> [Aim]:
Write out all records as given; omit images.

··········

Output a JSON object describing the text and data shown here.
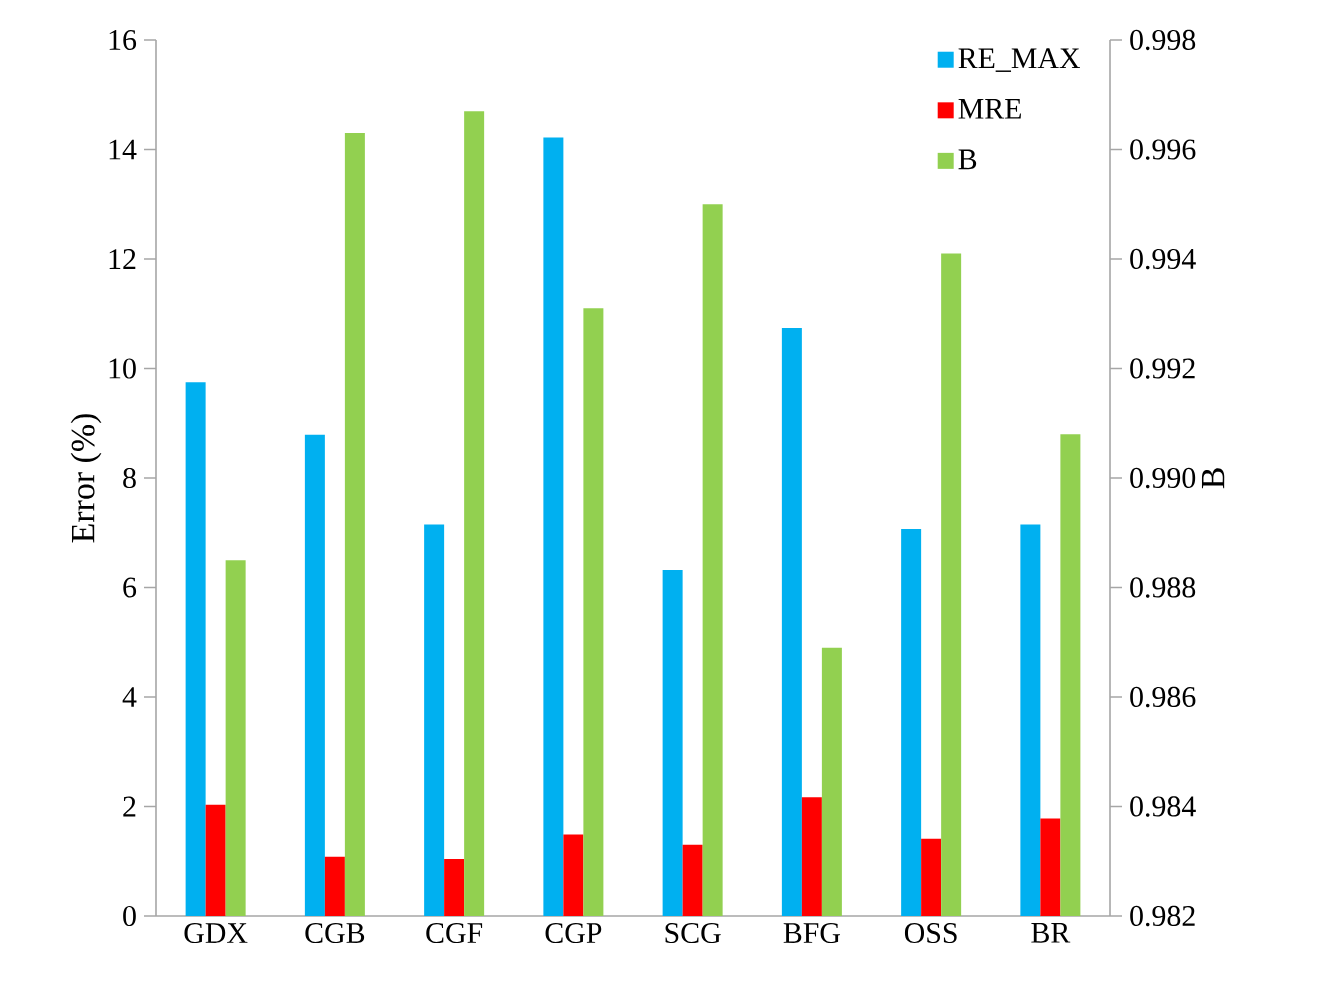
{
  "chart_data": {
    "type": "bar",
    "categories": [
      "GDX",
      "CGB",
      "CGF",
      "CGP",
      "SCG",
      "BFG",
      "OSS",
      "BR"
    ],
    "series": [
      {
        "name": "RE_MAX",
        "color": "#00b0f0",
        "values": [
          9.75,
          8.79,
          7.15,
          14.22,
          6.32,
          10.74,
          7.07,
          7.15
        ]
      },
      {
        "name": "MRE",
        "color": "#ff0000",
        "values": [
          2.03,
          1.08,
          1.04,
          1.49,
          1.3,
          2.17,
          1.41,
          1.78
        ]
      },
      {
        "name": "B",
        "color": "#92d050",
        "axis": "y2",
        "values": [
          0.9885,
          0.9963,
          0.9967,
          0.9931,
          0.995,
          0.9869,
          0.9941,
          0.9908
        ]
      }
    ],
    "ylabel": "Error (%)",
    "y2label": "B",
    "ylim": [
      0,
      16
    ],
    "yticks": [
      0,
      2,
      4,
      6,
      8,
      10,
      12,
      14,
      16
    ],
    "y2lim": [
      0.982,
      0.998
    ],
    "y2ticks": [
      {
        "value": 0.982,
        "label": "0.982"
      },
      {
        "value": 0.984,
        "label": "0.984"
      },
      {
        "value": 0.986,
        "label": "0.986"
      },
      {
        "value": 0.988,
        "label": "0.988"
      },
      {
        "value": 0.99,
        "label": "0.990"
      },
      {
        "value": 0.992,
        "label": "0.992"
      },
      {
        "value": 0.994,
        "label": "0.994"
      },
      {
        "value": 0.996,
        "label": "0.996"
      },
      {
        "value": 0.998,
        "label": "0.998"
      }
    ],
    "legend": "top right",
    "grid": false
  }
}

··········

> [Written answer]:
Output a JSON object describing the text and data shown here.
{
  "chart_data": {
    "type": "bar",
    "categories": [
      "GDX",
      "CGB",
      "CGF",
      "CGP",
      "SCG",
      "BFG",
      "OSS",
      "BR"
    ],
    "series": [
      {
        "name": "RE_MAX",
        "color": "#00b0f0",
        "values": [
          9.75,
          8.79,
          7.15,
          14.22,
          6.32,
          10.74,
          7.07,
          7.15
        ]
      },
      {
        "name": "MRE",
        "color": "#ff0000",
        "values": [
          2.03,
          1.08,
          1.04,
          1.49,
          1.3,
          2.17,
          1.41,
          1.78
        ]
      },
      {
        "name": "B",
        "color": "#92d050",
        "axis": "y2",
        "values": [
          0.9885,
          0.9963,
          0.9967,
          0.9931,
          0.995,
          0.9869,
          0.9941,
          0.9908
        ]
      }
    ],
    "ylabel": "Error (%)",
    "y2label": "B",
    "ylim": [
      0,
      16
    ],
    "yticks": [
      0,
      2,
      4,
      6,
      8,
      10,
      12,
      14,
      16
    ],
    "y2lim": [
      0.982,
      0.998
    ],
    "y2ticks": [
      {
        "value": 0.982,
        "label": "0.982"
      },
      {
        "value": 0.984,
        "label": "0.984"
      },
      {
        "value": 0.986,
        "label": "0.986"
      },
      {
        "value": 0.988,
        "label": "0.988"
      },
      {
        "value": 0.99,
        "label": "0.990"
      },
      {
        "value": 0.992,
        "label": "0.992"
      },
      {
        "value": 0.994,
        "label": "0.994"
      },
      {
        "value": 0.996,
        "label": "0.996"
      },
      {
        "value": 0.998,
        "label": "0.998"
      }
    ],
    "legend": "top right",
    "grid": false
  }
}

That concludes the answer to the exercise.